Data records
+++
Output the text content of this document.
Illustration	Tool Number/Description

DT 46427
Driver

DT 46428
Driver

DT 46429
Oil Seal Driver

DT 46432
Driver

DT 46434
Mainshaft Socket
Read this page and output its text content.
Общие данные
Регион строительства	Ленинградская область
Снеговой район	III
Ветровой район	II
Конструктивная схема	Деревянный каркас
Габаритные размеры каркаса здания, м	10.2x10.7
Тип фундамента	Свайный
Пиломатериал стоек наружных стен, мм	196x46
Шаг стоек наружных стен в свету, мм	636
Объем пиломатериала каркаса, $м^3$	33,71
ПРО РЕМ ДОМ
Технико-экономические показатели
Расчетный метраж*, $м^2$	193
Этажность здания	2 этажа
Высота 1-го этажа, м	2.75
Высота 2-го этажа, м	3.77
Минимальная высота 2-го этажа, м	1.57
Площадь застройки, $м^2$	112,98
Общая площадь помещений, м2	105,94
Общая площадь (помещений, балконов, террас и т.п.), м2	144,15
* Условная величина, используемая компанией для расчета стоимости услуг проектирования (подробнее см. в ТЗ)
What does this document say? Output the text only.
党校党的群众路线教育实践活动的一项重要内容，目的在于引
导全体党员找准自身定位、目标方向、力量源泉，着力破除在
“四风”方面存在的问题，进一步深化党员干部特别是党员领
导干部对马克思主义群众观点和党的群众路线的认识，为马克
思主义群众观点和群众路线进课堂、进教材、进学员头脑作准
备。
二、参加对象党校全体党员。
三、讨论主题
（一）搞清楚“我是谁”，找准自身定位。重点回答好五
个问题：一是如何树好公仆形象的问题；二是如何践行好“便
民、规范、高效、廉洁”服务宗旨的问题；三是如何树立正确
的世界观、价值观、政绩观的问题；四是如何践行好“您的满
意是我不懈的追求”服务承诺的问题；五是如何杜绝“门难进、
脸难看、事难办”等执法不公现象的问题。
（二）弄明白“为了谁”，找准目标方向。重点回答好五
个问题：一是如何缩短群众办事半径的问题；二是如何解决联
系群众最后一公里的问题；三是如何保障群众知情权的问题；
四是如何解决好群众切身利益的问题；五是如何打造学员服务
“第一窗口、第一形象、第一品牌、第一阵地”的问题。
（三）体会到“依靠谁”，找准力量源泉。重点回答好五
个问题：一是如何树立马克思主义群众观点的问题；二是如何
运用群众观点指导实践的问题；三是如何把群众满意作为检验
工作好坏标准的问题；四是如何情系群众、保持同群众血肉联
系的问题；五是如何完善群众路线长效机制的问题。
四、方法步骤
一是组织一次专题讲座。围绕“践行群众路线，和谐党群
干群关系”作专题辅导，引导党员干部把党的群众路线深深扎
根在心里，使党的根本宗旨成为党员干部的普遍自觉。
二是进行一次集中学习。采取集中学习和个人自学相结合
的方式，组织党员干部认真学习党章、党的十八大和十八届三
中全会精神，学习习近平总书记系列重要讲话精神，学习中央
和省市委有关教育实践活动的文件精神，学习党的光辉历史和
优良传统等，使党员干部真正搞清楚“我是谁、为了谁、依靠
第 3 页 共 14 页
+++
**Exercise**
Copy all the records above precisely.

**Exercise solution**
Output the text content of this document.
Illustration	Tool Number/Description

DT 46427
Driver

DT 46428
Driver

DT 46429
Oil Seal Driver

DT 46432
Driver

DT 46434
Mainshaft Socket
Read this page and output its text content.
Общие данные
Регион строительства	Ленинградская область
Снеговой район	III
Ветровой район	II
Конструктивная схема	Деревянный каркас
Габаритные размеры каркаса здания, м	10.2x10.7
Тип фундамента	Свайный
Пиломатериал стоек наружных стен, мм	196x46
Шаг стоек наружных стен в свету, мм	636
Объем пиломатериала каркаса, $м^3$	33,71
ПРО РЕМ ДОМ
Технико-экономические показатели
Расчетный метраж*, $м^2$	193
Этажность здания	2 этажа
Высота 1-го этажа, м	2.75
Высота 2-го этажа, м	3.77
Минимальная высота 2-го этажа, м	1.57
Площадь застройки, $м^2$	112,98
Общая площадь помещений, м2	105,94
Общая площадь (помещений, балконов, террас и т.п.), м2	144,15
* Условная величина, используемая компанией для расчета стоимости услуг проектирования (подробнее см. в ТЗ)
What does this document say? Output the text only.
党校党的群众路线教育实践活动的一项重要内容，目的在于引
导全体党员找准自身定位、目标方向、力量源泉，着力破除在
“四风”方面存在的问题，进一步深化党员干部特别是党员领
导干部对马克思主义群众观点和党的群众路线的认识，为马克
思主义群众观点和群众路线进课堂、进教材、进学员头脑作准
备。
二、参加对象党校全体党员。
三、讨论主题
（一）搞清楚“我是谁”，找准自身定位。重点回答好五
个问题：一是如何树好公仆形象的问题；二是如何践行好“便
民、规范、高效、廉洁”服务宗旨的问题；三是如何树立正确
的世界观、价值观、政绩观的问题；四是如何践行好“您的满
意是我不懈的追求”服务承诺的问题；五是如何杜绝“门难进、
脸难看、事难办”等执法不公现象的问题。
（二）弄明白“为了谁”，找准目标方向。重点回答好五
个问题：一是如何缩短群众办事半径的问题；二是如何解决联
系群众最后一公里的问题；三是如何保障群众知情权的问题；
四是如何解决好群众切身利益的问题；五是如何打造学员服务
“第一窗口、第一形象、第一品牌、第一阵地”的问题。
（三）体会到“依靠谁”，找准力量源泉。重点回答好五
个问题：一是如何树立马克思主义群众观点的问题；二是如何
运用群众观点指导实践的问题；三是如何把群众满意作为检验
工作好坏标准的问题；四是如何情系群众、保持同群众血肉联
系的问题；五是如何完善群众路线长效机制的问题。
四、方法步骤
一是组织一次专题讲座。围绕“践行群众路线，和谐党群
干群关系”作专题辅导，引导党员干部把党的群众路线深深扎
根在心里，使党的根本宗旨成为党员干部的普遍自觉。
二是进行一次集中学习。采取集中学习和个人自学相结合
的方式，组织党员干部认真学习党章、党的十八大和十八届三
中全会精神，学习习近平总书记系列重要讲话精神，学习中央
和省市委有关教育实践活动的文件精神，学习党的光辉历史和
优良传统等，使党员干部真正搞清楚“我是谁、为了谁、依靠
第 3 页 共 14 页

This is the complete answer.